→ Work to complete
Every entry below must be repeated exactly; skip the pictures.

Raw records
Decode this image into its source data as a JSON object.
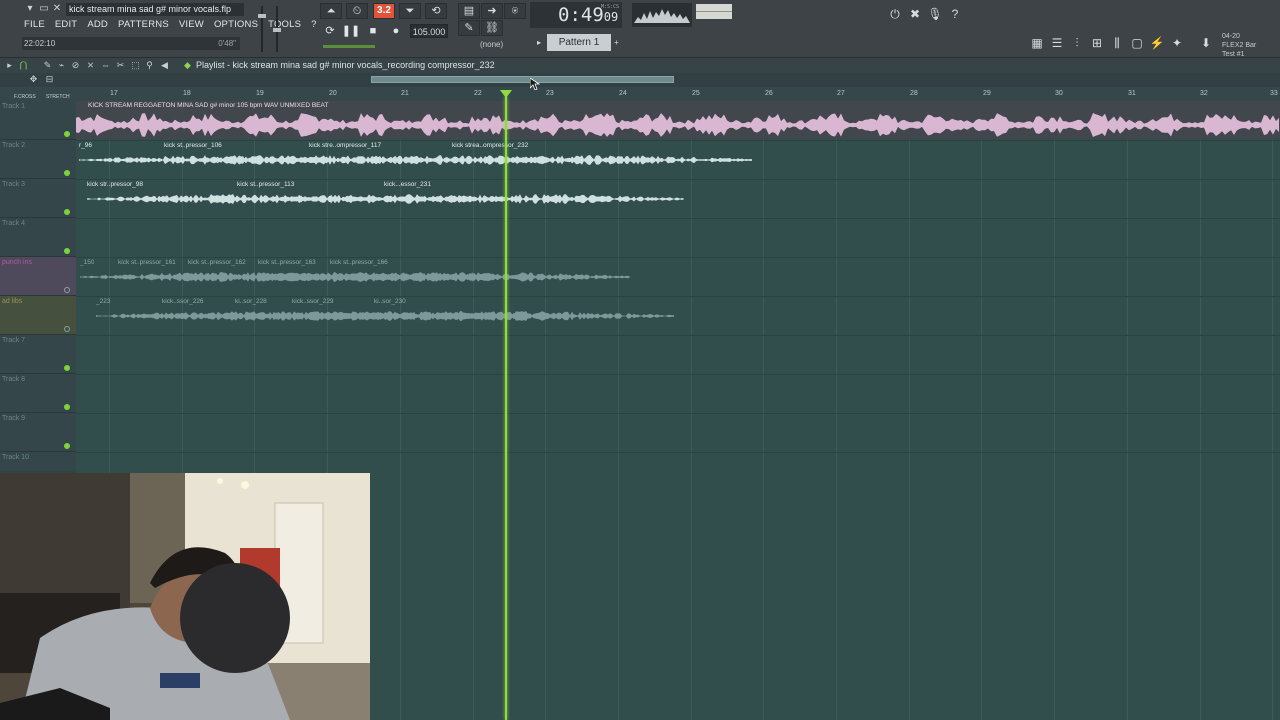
{
  "app": {
    "project_title": "kick stream mina sad g# minor vocals.flp",
    "menu": [
      "FILE",
      "EDIT",
      "ADD",
      "PATTERNS",
      "VIEW",
      "OPTIONS",
      "TOOLS",
      "?"
    ],
    "hint_left": "22:02:10",
    "hint_right": "0'48\""
  },
  "transport": {
    "time": "0:49",
    "time_frac": "09",
    "time_unit": "M:S:CS",
    "tempo": "105.000",
    "snap": "(none)",
    "pattern": "Pattern 1",
    "record_counter": "3.2"
  },
  "right_panel": {
    "flex_line1": "04-20",
    "flex_line2": "FLEX2 Bar",
    "flex_line3": "Test #1"
  },
  "playlist": {
    "title": "Playlist - kick stream mina sad g# minor vocals_recording compressor_232",
    "ruler_labels": [
      "F.CROSS",
      "STRETCH"
    ],
    "ruler": [
      "17",
      "18",
      "19",
      "20",
      "21",
      "22",
      "23",
      "24",
      "25",
      "26",
      "27",
      "28",
      "29",
      "30",
      "31",
      "32",
      "33"
    ],
    "tracks": [
      "Track 1",
      "Track 2",
      "Track 3",
      "Track 4",
      "punch ins",
      "ad libs",
      "Track 7",
      "Track 8",
      "Track 9",
      "Track 10"
    ],
    "beat_clip": "KICK STREAM REGGAETON MINA SAD g# minor 105 bpm WAV UNMIXED BEAT",
    "clips_track2": [
      "r_96",
      "kick st..pressor_106",
      "kick stre..ompressor_117",
      "kick strea..ompressor_232"
    ],
    "clips_track3": [
      "kick str..pressor_98",
      "kick st..pressor_113",
      "kick...essor_231"
    ],
    "clips_track5": [
      "_150",
      "kick st..pressor_161",
      "kick st..pressor_162",
      "kick st..pressor_163",
      "kick st..pressor_166"
    ],
    "clips_track6": [
      "_223",
      "kick..ssor_226",
      "ki..sor_228",
      "kick..ssor_229",
      "ki..sor_230"
    ]
  },
  "colors": {
    "grid": "#314d4c",
    "playhead": "#8fdc3e",
    "beat_wave": "#d9b7d3",
    "clip_wave": "#cfe0e1",
    "record": "#e2543a"
  },
  "icons": [
    "pin-icon",
    "minimize-icon",
    "maximize-icon",
    "close-icon",
    "play-icon",
    "stop-icon",
    "record-icon",
    "loop-icon",
    "metronome-icon",
    "pencil-icon",
    "brush-icon",
    "delete-icon",
    "mute-icon",
    "slice-icon",
    "select-icon",
    "zoom-icon",
    "playback-icon",
    "cursor-icon"
  ]
}
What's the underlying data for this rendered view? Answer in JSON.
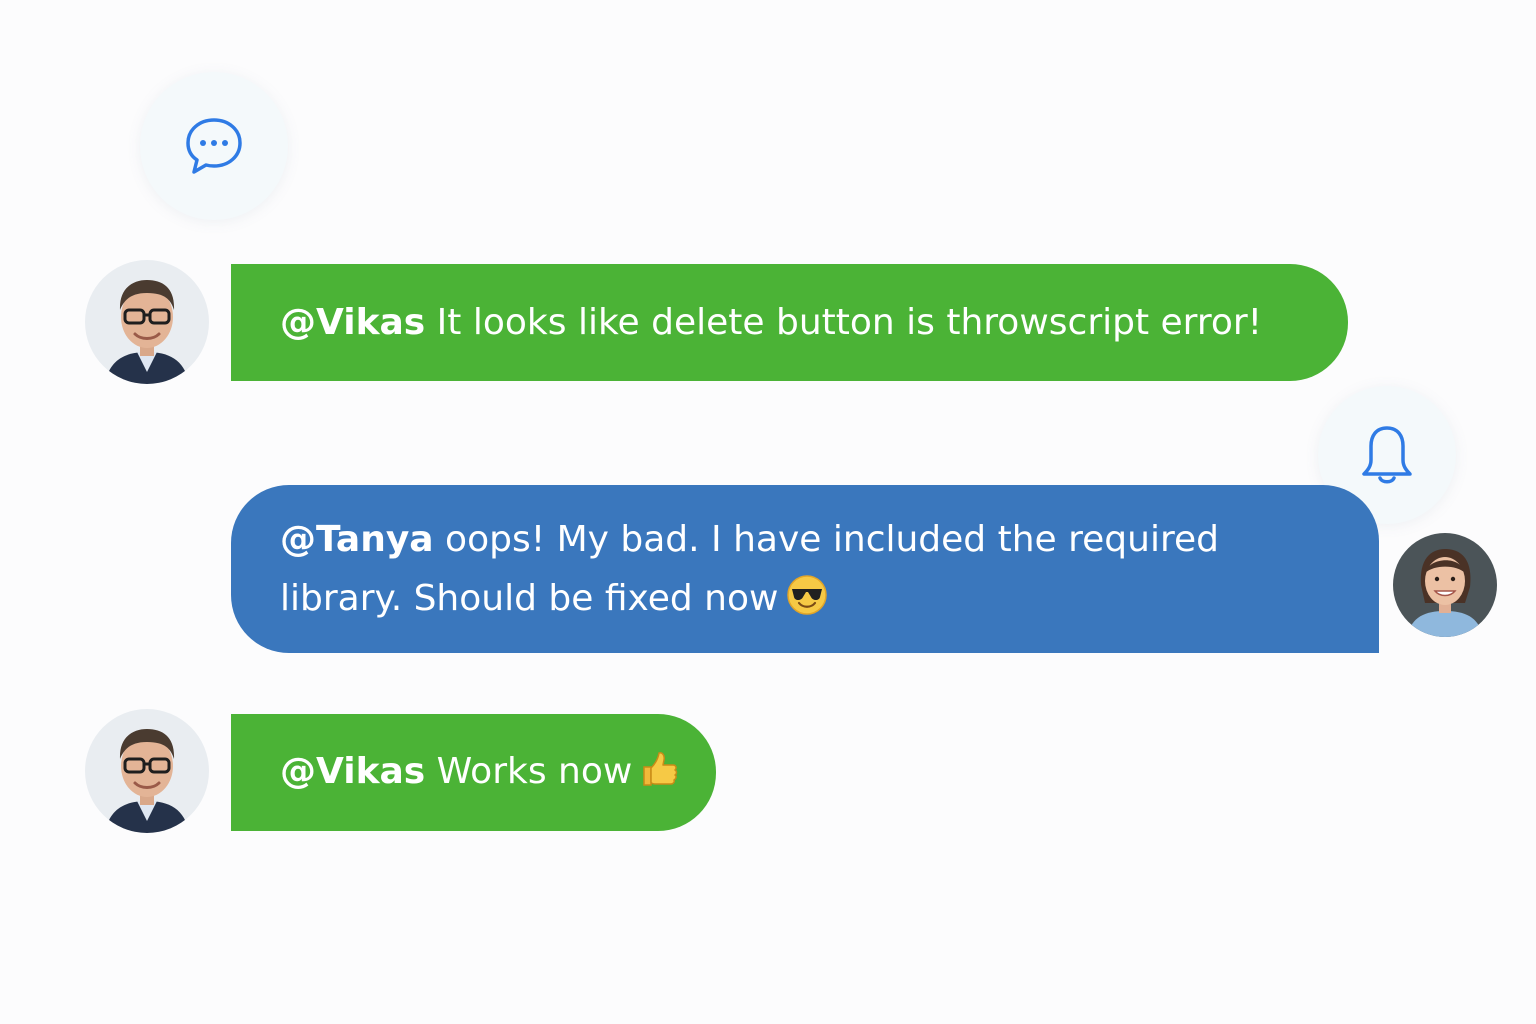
{
  "icons": {
    "top_badge": "chat-bubble-dots-icon",
    "side_badge": "bell-icon",
    "accent_color": "#2f7be5"
  },
  "messages": [
    {
      "sender_avatar": "man-with-glasses-avatar",
      "mention": "@Vikas",
      "text": " It looks like delete button is throwscript error!",
      "color": "#4bb336",
      "align": "left"
    },
    {
      "sender_avatar": "woman-avatar",
      "mention": "@Tanya",
      "text_line1": " oops! My bad. I have included the required",
      "text_line2": "library. Should be fixed now",
      "emoji": "sunglasses-face-emoji",
      "color": "#3a77bd",
      "align": "right"
    },
    {
      "sender_avatar": "man-with-glasses-avatar",
      "mention": "@Vikas",
      "text": " Works now",
      "emoji": "thumbs-up-emoji",
      "color": "#4bb336",
      "align": "left"
    }
  ]
}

→ Task result
Decode this image into its source data as a JSON object.
{
  "app": {
    "project_title": "kick stream mina sad g# minor vocals.flp",
    "menu": [
      "FILE",
      "EDIT",
      "ADD",
      "PATTERNS",
      "VIEW",
      "OPTIONS",
      "TOOLS",
      "?"
    ],
    "hint_left": "22:02:10",
    "hint_right": "0'48\""
  },
  "transport": {
    "time": "0:49",
    "time_frac": "09",
    "time_unit": "M:S:CS",
    "tempo": "105.000",
    "snap": "(none)",
    "pattern": "Pattern 1",
    "record_counter": "3.2"
  },
  "right_panel": {
    "flex_line1": "04-20",
    "flex_line2": "FLEX2 Bar",
    "flex_line3": "Test #1"
  },
  "playlist": {
    "title": "Playlist - kick stream mina sad g# minor vocals_recording compressor_232",
    "ruler_labels": [
      "F.CROSS",
      "STRETCH"
    ],
    "ruler": [
      "17",
      "18",
      "19",
      "20",
      "21",
      "22",
      "23",
      "24",
      "25",
      "26",
      "27",
      "28",
      "29",
      "30",
      "31",
      "32",
      "33"
    ],
    "tracks": [
      "Track 1",
      "Track 2",
      "Track 3",
      "Track 4",
      "punch ins",
      "ad libs",
      "Track 7",
      "Track 8",
      "Track 9",
      "Track 10"
    ],
    "beat_clip": "KICK STREAM REGGAETON MINA SAD g# minor 105 bpm WAV UNMIXED BEAT",
    "clips_track2": [
      "r_96",
      "kick st..pressor_106",
      "kick stre..ompressor_117",
      "kick strea..ompressor_232"
    ],
    "clips_track3": [
      "kick str..pressor_98",
      "kick st..pressor_113",
      "kick...essor_231"
    ],
    "clips_track5": [
      "_150",
      "kick st..pressor_161",
      "kick st..pressor_162",
      "kick st..pressor_163",
      "kick st..pressor_166"
    ],
    "clips_track6": [
      "_223",
      "kick..ssor_226",
      "ki..sor_228",
      "kick..ssor_229",
      "ki..sor_230"
    ]
  },
  "colors": {
    "grid": "#314d4c",
    "playhead": "#8fdc3e",
    "beat_wave": "#d9b7d3",
    "clip_wave": "#cfe0e1",
    "record": "#e2543a"
  },
  "icons": [
    "pin-icon",
    "minimize-icon",
    "maximize-icon",
    "close-icon",
    "play-icon",
    "stop-icon",
    "record-icon",
    "loop-icon",
    "metronome-icon",
    "pencil-icon",
    "brush-icon",
    "delete-icon",
    "mute-icon",
    "slice-icon",
    "select-icon",
    "zoom-icon",
    "playback-icon",
    "cursor-icon"
  ]
}
What's the underlying data for this rendered view? Answer in JSON.
{
  "icons": {
    "top_badge": "chat-bubble-dots-icon",
    "side_badge": "bell-icon",
    "accent_color": "#2f7be5"
  },
  "messages": [
    {
      "sender_avatar": "man-with-glasses-avatar",
      "mention": "@Vikas",
      "text": " It looks like delete button is throwscript error!",
      "color": "#4bb336",
      "align": "left"
    },
    {
      "sender_avatar": "woman-avatar",
      "mention": "@Tanya",
      "text_line1": " oops! My bad. I have included the required",
      "text_line2": "library. Should be fixed now",
      "emoji": "sunglasses-face-emoji",
      "color": "#3a77bd",
      "align": "right"
    },
    {
      "sender_avatar": "man-with-glasses-avatar",
      "mention": "@Vikas",
      "text": " Works now",
      "emoji": "thumbs-up-emoji",
      "color": "#4bb336",
      "align": "left"
    }
  ]
}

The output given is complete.